▶ [DATA SUPPLIED]:
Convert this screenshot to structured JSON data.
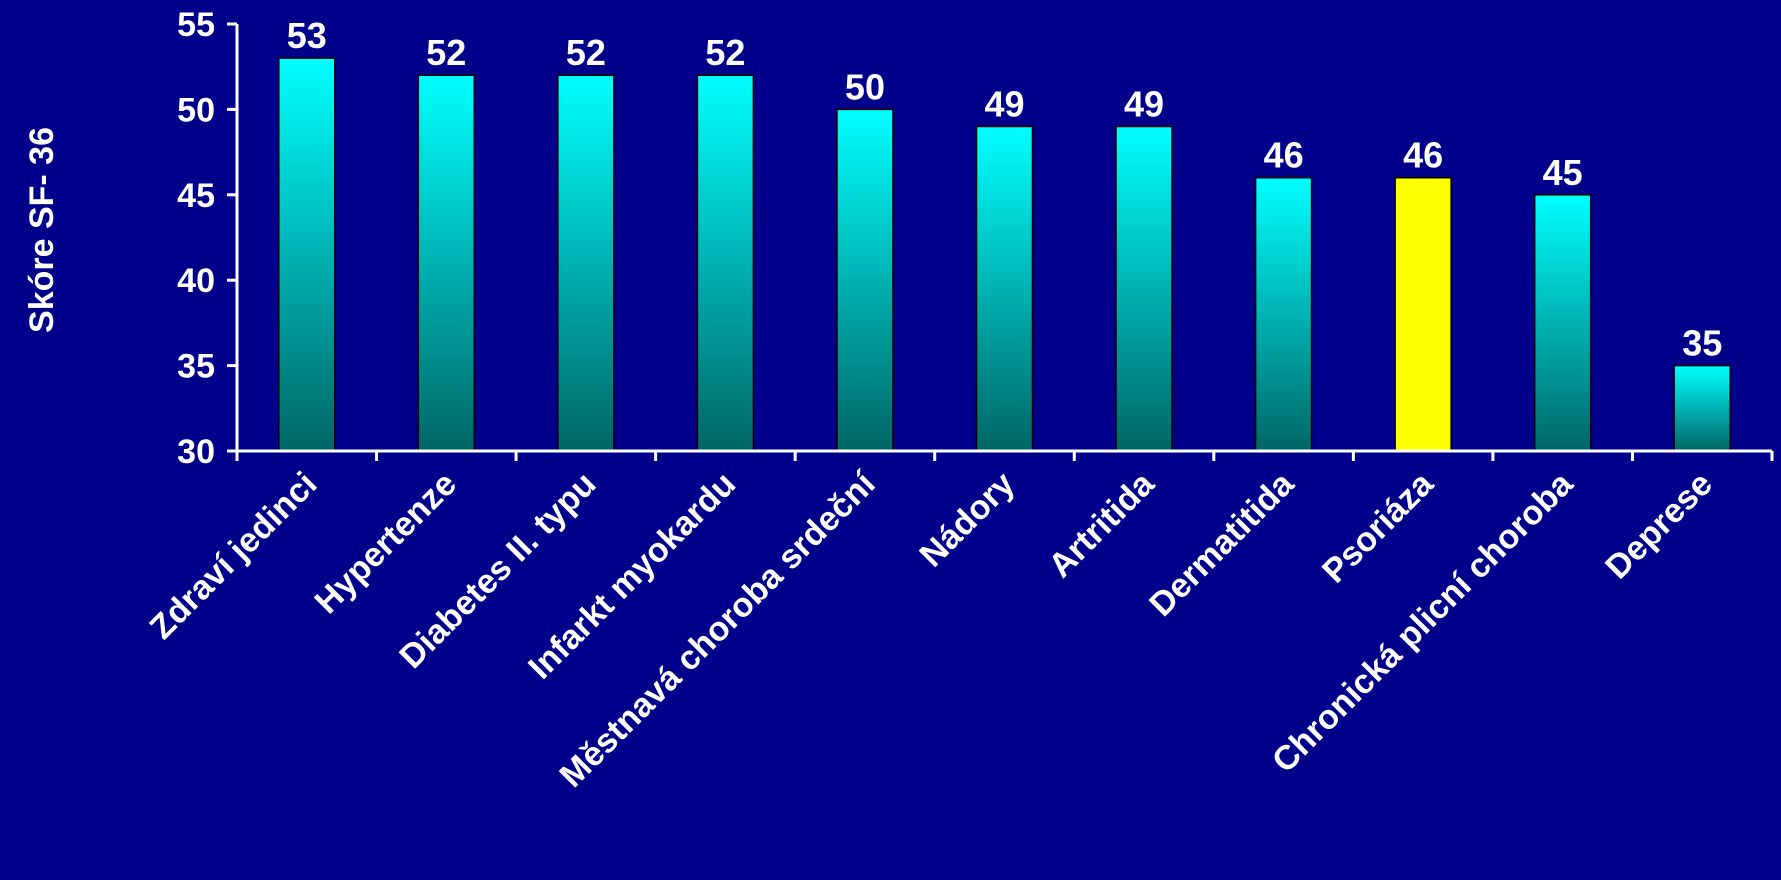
{
  "colors": {
    "background": "#00008b",
    "text": "#ffffff",
    "axis": "#ffffff",
    "bar_top": "#00ffff",
    "bar_bottom": "#006666",
    "highlight": "#ffff00",
    "bar_outline": "#000000"
  },
  "chart_data": {
    "type": "bar",
    "title": "",
    "xlabel": "",
    "ylabel": "Skóre SF- 36",
    "ylim": [
      30,
      55
    ],
    "yticks": [
      30,
      35,
      40,
      45,
      50,
      55
    ],
    "grid": false,
    "legend": "none",
    "highlight_category": "Psoriáza",
    "categories": [
      "Zdraví jedinci",
      "Hypertenze",
      "Diabetes II. typu",
      "Infarkt myokardu",
      "Městnavá choroba srdeční",
      "Nádory",
      "Artritida",
      "Dermatitida",
      "Psoriáza",
      "Chronická plicní choroba",
      "Deprese"
    ],
    "values": [
      53,
      52,
      52,
      52,
      50,
      49,
      49,
      46,
      46,
      45,
      35
    ],
    "value_labels": [
      "53",
      "52",
      "52",
      "52",
      "50",
      "49",
      "49",
      "46",
      "46",
      "45",
      "35"
    ],
    "tick_labels": [
      "30",
      "35",
      "40",
      "45",
      "50",
      "55"
    ]
  }
}
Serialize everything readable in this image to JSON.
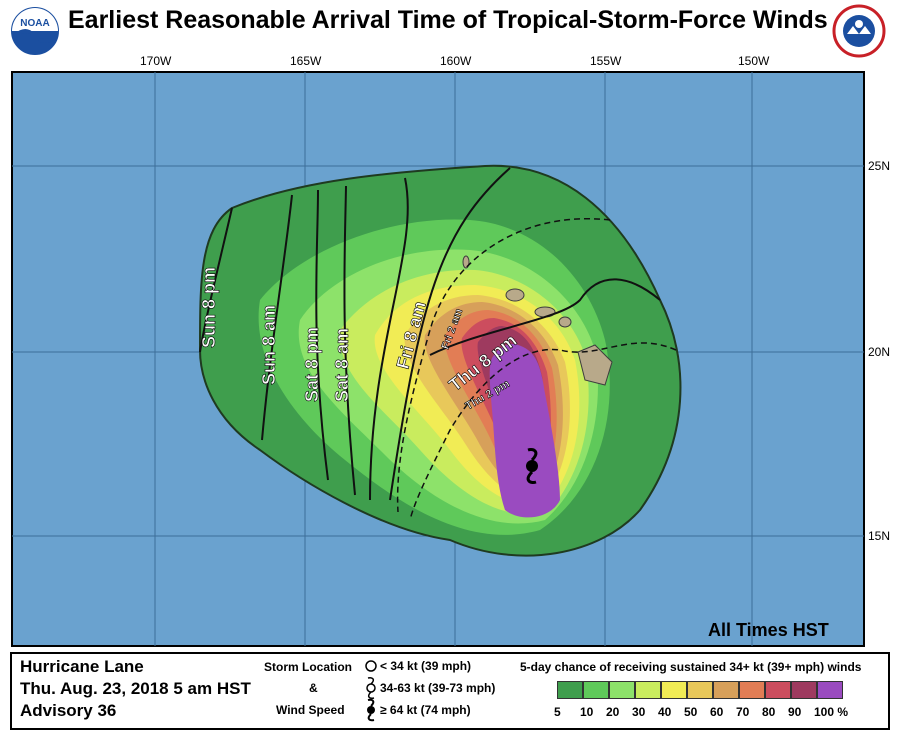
{
  "title": "Earliest Reasonable Arrival Time of Tropical-Storm-Force Winds",
  "agency_logo_left": "NOAA",
  "agency_logo_right": "NATIONAL WEATHER SERVICE",
  "map": {
    "lon_labels": [
      "170W",
      "165W",
      "160W",
      "155W",
      "150W"
    ],
    "lat_labels": [
      "25N",
      "20N",
      "15N"
    ],
    "ocean_color": "#6aa2cf",
    "time_zone_note": "All Times HST",
    "contours": [
      {
        "day": "Sun",
        "time": "8 pm"
      },
      {
        "day": "Sun",
        "time": "8 am"
      },
      {
        "day": "Sat",
        "time": "8 pm"
      },
      {
        "day": "Sat",
        "time": "8 am"
      },
      {
        "day": "Fri",
        "time": "8 am"
      },
      {
        "day": "Thu",
        "time": "8 pm"
      }
    ],
    "dashed_contours": [
      {
        "day": "Fri",
        "time": "2 am"
      },
      {
        "day": "Thu",
        "time": "2 pm"
      }
    ],
    "storm_symbol": "hurricane-icon"
  },
  "footer": {
    "storm_name": "Hurricane Lane",
    "issued": "Thu. Aug. 23, 2018  5 am HST",
    "advisory": "Advisory 36",
    "storm_location_label": "Storm Location",
    "amp": "&",
    "wind_speed_label": "Wind Speed",
    "categories": [
      {
        "label": "< 34 kt (39 mph)",
        "icon": "open-circle-icon"
      },
      {
        "label": "34-63 kt (39-73 mph)",
        "icon": "tropical-storm-icon"
      },
      {
        "label": "≥ 64 kt (74 mph)",
        "icon": "hurricane-icon"
      }
    ],
    "probability_title": "5-day chance of receiving sustained 34+ kt (39+ mph) winds",
    "probability_ticks": [
      "5",
      "10",
      "20",
      "30",
      "40",
      "50",
      "60",
      "70",
      "80",
      "90",
      "100 %"
    ],
    "probability_colors": [
      "#3f9e4d",
      "#5fc95a",
      "#8de26a",
      "#c9ec5e",
      "#f1ec55",
      "#e8c85a",
      "#d7a05a",
      "#e27d55",
      "#cc4d5e",
      "#9e3a5f",
      "#9a4bc0"
    ]
  }
}
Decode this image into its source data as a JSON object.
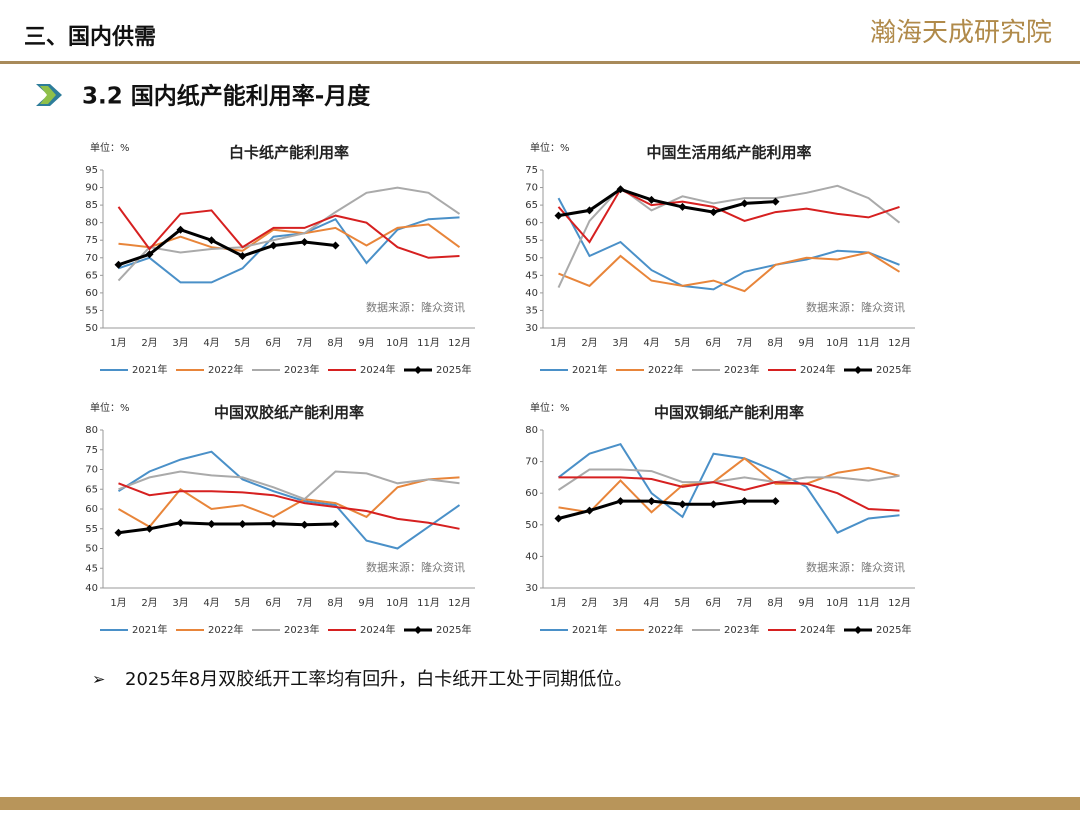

▶ [PROBLEM]: Your copy should match the entries exactly, minus the pictures.

▶ [FULL OUTPUT]:
Convert this screenshot to structured JSON data.
{
  "colors": {
    "background": "#00008b",
    "text": "#ffffff",
    "axis": "#ffffff",
    "bar_top": "#00ffff",
    "bar_bottom": "#006666",
    "highlight": "#ffff00",
    "bar_outline": "#000000"
  },
  "chart_data": {
    "type": "bar",
    "title": "",
    "xlabel": "",
    "ylabel": "Skóre SF- 36",
    "ylim": [
      30,
      55
    ],
    "yticks": [
      30,
      35,
      40,
      45,
      50,
      55
    ],
    "grid": false,
    "legend": "none",
    "highlight_category": "Psoriáza",
    "categories": [
      "Zdraví jedinci",
      "Hypertenze",
      "Diabetes II. typu",
      "Infarkt myokardu",
      "Městnavá choroba srdeční",
      "Nádory",
      "Artritida",
      "Dermatitida",
      "Psoriáza",
      "Chronická plicní choroba",
      "Deprese"
    ],
    "values": [
      53,
      52,
      52,
      52,
      50,
      49,
      49,
      46,
      46,
      45,
      35
    ],
    "value_labels": [
      "53",
      "52",
      "52",
      "52",
      "50",
      "49",
      "49",
      "46",
      "46",
      "45",
      "35"
    ],
    "tick_labels": [
      "30",
      "35",
      "40",
      "45",
      "50",
      "55"
    ]
  }
}
Serialize everything readable in this image to JSON.
{
  "title": "Earliest Reasonable Arrival Time of Tropical-Storm-Force Winds",
  "agency_logo_left": "NOAA",
  "agency_logo_right": "NATIONAL WEATHER SERVICE",
  "map": {
    "lon_labels": [
      "170W",
      "165W",
      "160W",
      "155W",
      "150W"
    ],
    "lat_labels": [
      "25N",
      "20N",
      "15N"
    ],
    "ocean_color": "#6aa2cf",
    "time_zone_note": "All Times HST",
    "contours": [
      {
        "day": "Sun",
        "time": "8 pm"
      },
      {
        "day": "Sun",
        "time": "8 am"
      },
      {
        "day": "Sat",
        "time": "8 pm"
      },
      {
        "day": "Sat",
        "time": "8 am"
      },
      {
        "day": "Fri",
        "time": "8 am"
      },
      {
        "day": "Thu",
        "time": "8 pm"
      }
    ],
    "dashed_contours": [
      {
        "day": "Fri",
        "time": "2 am"
      },
      {
        "day": "Thu",
        "time": "2 pm"
      }
    ],
    "storm_symbol": "hurricane-icon"
  },
  "footer": {
    "storm_name": "Hurricane Lane",
    "issued": "Thu. Aug. 23, 2018  5 am HST",
    "advisory": "Advisory 36",
    "storm_location_label": "Storm Location",
    "amp": "&",
    "wind_speed_label": "Wind Speed",
    "categories": [
      {
        "label": "< 34 kt (39 mph)",
        "icon": "open-circle-icon"
      },
      {
        "label": "34-63 kt (39-73 mph)",
        "icon": "tropical-storm-icon"
      },
      {
        "label": "≥ 64 kt (74 mph)",
        "icon": "hurricane-icon"
      }
    ],
    "probability_title": "5-day chance of receiving sustained 34+ kt (39+ mph) winds",
    "probability_ticks": [
      "5",
      "10",
      "20",
      "30",
      "40",
      "50",
      "60",
      "70",
      "80",
      "90",
      "100 %"
    ],
    "probability_colors": [
      "#3f9e4d",
      "#5fc95a",
      "#8de26a",
      "#c9ec5e",
      "#f1ec55",
      "#e8c85a",
      "#d7a05a",
      "#e27d55",
      "#cc4d5e",
      "#9e3a5f",
      "#9a4bc0"
    ]
  }
}
Decode this image into its source data as a JSON object.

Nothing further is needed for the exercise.